PROBLEM - From the line with "OCR this image." through the final line, please write out the listing exactly, including both of those lines.

(Stored items)
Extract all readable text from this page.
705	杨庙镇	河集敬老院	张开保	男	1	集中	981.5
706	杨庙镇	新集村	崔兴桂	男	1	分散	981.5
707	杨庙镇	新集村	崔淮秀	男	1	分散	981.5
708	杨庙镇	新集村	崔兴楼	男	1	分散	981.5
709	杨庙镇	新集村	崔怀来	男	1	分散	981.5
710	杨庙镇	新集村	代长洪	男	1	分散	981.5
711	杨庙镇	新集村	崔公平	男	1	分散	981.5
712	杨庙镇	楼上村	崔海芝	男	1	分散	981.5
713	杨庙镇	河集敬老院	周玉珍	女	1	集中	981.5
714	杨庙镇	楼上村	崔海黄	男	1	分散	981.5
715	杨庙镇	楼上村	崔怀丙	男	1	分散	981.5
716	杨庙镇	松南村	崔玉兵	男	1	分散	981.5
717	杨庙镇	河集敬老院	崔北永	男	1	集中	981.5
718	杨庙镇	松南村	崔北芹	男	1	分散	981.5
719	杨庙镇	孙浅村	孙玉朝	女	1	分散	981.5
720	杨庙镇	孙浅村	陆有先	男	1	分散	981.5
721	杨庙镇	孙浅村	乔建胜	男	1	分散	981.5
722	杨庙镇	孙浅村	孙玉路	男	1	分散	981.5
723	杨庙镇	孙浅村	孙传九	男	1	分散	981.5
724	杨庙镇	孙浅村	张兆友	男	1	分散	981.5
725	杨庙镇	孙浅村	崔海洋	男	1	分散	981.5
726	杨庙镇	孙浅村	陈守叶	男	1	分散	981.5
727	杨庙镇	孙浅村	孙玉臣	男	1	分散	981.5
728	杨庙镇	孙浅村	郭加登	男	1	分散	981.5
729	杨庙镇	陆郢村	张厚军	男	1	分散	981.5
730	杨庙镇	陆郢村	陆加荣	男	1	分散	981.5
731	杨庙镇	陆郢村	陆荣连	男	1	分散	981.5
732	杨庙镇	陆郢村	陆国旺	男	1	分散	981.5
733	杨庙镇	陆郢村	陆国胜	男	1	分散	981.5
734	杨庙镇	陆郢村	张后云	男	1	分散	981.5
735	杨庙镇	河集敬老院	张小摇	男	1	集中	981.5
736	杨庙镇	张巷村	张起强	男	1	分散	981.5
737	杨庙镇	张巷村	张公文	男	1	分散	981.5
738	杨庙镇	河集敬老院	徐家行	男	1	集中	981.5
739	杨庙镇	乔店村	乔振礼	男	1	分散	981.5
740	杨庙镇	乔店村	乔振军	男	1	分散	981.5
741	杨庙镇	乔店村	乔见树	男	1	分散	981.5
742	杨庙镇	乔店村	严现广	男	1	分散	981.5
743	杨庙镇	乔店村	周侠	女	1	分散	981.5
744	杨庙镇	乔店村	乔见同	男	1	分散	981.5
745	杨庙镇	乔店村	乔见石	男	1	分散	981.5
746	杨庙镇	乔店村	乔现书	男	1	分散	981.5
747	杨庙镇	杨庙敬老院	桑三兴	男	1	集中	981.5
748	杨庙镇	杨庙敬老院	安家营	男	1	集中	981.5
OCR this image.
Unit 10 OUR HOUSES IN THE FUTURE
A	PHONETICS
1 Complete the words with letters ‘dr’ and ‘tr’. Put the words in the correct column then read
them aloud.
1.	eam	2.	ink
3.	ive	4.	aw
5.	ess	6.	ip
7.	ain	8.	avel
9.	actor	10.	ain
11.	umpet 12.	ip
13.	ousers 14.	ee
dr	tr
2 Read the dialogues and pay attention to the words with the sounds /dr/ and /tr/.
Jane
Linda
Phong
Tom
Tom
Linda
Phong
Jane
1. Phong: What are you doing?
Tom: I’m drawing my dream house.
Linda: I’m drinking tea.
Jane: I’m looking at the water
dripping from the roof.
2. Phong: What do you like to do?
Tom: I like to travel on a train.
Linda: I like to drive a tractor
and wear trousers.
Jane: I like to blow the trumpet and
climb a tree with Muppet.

RESULT BELOW -
OCR this image.
Unit 10 OUR HOUSES IN THE FUTURE
A	PHONETICS
1 Complete the words with letters ‘dr’ and ‘tr’. Put the words in the correct column then read
them aloud.
1.	eam	2.	ink
3.	ive	4.	aw
5.	ess	6.	ip
7.	ain	8.	avel
9.	actor	10.	ain
11.	umpet 12.	ip
13.	ousers 14.	ee
dr	tr
2 Read the dialogues and pay attention to the words with the sounds /dr/ and /tr/.
Jane
Linda
Phong
Tom
Tom
Linda
Phong
Jane
1. Phong: What are you doing?
Tom: I’m drawing my dream house.
Linda: I’m drinking tea.
Jane: I’m looking at the water
dripping from the roof.
2. Phong: What do you like to do?
Tom: I like to travel on a train.
Linda: I like to drive a tractor
and wear trousers.
Jane: I like to blow the trumpet and
climb a tree with Muppet.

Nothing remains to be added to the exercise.